- [WHAT IS NEEDED]
Return every line below that contains the string "Νοέμβριος", with matching that is case-sensitive.

▬▬▬

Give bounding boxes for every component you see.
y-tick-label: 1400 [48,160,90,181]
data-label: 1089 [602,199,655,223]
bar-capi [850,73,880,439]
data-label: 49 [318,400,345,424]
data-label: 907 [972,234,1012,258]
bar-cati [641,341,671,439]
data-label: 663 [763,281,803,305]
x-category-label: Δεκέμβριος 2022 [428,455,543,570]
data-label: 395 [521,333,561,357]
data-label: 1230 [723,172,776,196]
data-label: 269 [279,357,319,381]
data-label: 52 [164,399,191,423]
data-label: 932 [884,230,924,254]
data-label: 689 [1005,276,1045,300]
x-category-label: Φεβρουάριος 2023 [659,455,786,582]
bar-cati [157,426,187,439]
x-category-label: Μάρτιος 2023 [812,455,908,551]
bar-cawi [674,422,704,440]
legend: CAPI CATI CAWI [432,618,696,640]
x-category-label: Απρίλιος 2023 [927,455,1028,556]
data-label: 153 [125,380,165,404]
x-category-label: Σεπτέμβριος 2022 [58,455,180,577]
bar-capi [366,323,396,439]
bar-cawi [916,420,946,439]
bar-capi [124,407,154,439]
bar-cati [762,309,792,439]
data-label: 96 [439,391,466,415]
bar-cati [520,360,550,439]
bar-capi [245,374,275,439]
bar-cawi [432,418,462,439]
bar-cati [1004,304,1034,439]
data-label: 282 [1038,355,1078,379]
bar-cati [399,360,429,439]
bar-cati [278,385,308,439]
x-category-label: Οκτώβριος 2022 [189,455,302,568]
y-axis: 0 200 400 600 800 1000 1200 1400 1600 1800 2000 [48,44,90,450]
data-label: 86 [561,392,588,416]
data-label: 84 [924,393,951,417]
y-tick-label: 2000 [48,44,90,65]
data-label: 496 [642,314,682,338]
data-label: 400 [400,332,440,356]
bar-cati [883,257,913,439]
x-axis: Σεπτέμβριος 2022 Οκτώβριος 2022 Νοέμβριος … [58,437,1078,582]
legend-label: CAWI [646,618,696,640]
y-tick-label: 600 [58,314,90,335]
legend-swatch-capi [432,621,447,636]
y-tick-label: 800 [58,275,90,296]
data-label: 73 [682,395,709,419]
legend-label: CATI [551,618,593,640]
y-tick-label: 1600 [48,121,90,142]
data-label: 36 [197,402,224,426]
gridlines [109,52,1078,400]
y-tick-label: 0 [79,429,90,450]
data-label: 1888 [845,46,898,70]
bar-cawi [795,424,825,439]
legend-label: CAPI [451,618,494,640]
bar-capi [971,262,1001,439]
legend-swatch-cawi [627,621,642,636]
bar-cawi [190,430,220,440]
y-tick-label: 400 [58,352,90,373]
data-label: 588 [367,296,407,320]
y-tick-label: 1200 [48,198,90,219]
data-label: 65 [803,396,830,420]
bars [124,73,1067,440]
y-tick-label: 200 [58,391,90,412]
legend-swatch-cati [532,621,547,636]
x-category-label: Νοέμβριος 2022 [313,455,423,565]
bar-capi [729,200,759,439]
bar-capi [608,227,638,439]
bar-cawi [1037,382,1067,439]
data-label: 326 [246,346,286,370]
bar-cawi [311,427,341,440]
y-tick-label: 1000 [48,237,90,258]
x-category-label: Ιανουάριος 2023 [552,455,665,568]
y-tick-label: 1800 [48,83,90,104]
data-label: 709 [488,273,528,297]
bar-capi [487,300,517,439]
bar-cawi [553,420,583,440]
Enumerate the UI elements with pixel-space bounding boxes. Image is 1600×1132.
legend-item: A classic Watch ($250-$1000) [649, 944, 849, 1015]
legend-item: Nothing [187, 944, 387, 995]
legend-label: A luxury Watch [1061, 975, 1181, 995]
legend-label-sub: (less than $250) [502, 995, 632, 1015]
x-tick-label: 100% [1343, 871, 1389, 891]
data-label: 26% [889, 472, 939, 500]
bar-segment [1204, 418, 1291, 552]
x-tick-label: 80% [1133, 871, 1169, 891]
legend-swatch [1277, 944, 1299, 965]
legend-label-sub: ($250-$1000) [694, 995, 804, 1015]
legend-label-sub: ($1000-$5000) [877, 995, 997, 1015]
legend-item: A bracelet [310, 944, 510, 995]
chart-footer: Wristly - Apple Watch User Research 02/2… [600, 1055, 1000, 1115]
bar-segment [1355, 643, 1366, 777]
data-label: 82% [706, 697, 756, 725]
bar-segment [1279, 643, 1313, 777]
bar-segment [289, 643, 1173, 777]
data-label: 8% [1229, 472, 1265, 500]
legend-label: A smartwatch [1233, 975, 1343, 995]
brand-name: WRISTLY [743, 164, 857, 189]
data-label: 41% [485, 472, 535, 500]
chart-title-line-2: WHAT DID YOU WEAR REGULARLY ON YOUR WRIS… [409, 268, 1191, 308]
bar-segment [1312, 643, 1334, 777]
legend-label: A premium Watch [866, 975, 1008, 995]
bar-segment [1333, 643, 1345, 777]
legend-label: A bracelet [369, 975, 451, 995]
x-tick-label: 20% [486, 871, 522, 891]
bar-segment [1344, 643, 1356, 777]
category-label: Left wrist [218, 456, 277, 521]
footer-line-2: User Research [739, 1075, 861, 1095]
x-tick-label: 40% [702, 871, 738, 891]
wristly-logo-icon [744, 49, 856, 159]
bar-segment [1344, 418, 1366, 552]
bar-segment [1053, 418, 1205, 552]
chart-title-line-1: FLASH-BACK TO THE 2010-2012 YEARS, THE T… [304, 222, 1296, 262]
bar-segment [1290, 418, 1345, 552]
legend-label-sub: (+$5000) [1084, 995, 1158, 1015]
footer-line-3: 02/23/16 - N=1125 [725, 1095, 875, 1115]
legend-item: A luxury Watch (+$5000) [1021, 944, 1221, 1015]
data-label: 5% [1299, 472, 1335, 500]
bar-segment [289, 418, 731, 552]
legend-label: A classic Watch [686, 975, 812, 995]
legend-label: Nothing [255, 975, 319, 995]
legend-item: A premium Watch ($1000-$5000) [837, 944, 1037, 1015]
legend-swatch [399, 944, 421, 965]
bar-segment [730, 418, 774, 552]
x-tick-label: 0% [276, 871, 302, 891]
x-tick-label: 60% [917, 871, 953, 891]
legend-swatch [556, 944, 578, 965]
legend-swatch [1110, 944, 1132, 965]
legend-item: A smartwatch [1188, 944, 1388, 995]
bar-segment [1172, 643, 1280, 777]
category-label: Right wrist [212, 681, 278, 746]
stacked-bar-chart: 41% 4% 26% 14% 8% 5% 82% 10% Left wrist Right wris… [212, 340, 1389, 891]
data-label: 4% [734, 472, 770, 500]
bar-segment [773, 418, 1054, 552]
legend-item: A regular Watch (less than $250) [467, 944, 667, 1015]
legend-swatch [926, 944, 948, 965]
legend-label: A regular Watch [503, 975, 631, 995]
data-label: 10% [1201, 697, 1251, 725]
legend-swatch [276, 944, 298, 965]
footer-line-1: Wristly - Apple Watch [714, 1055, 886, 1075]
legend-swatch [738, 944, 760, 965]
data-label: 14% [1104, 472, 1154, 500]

▬▬▬

- [SOLUTION TO THE EXERCISE]
x-axis: Σεπτέμβριος 2022 Οκτώβριος 2022 Νοέμβριος … [58,437,1078,582]
x-category-label: Νοέμβριος 2022 [313,455,423,565]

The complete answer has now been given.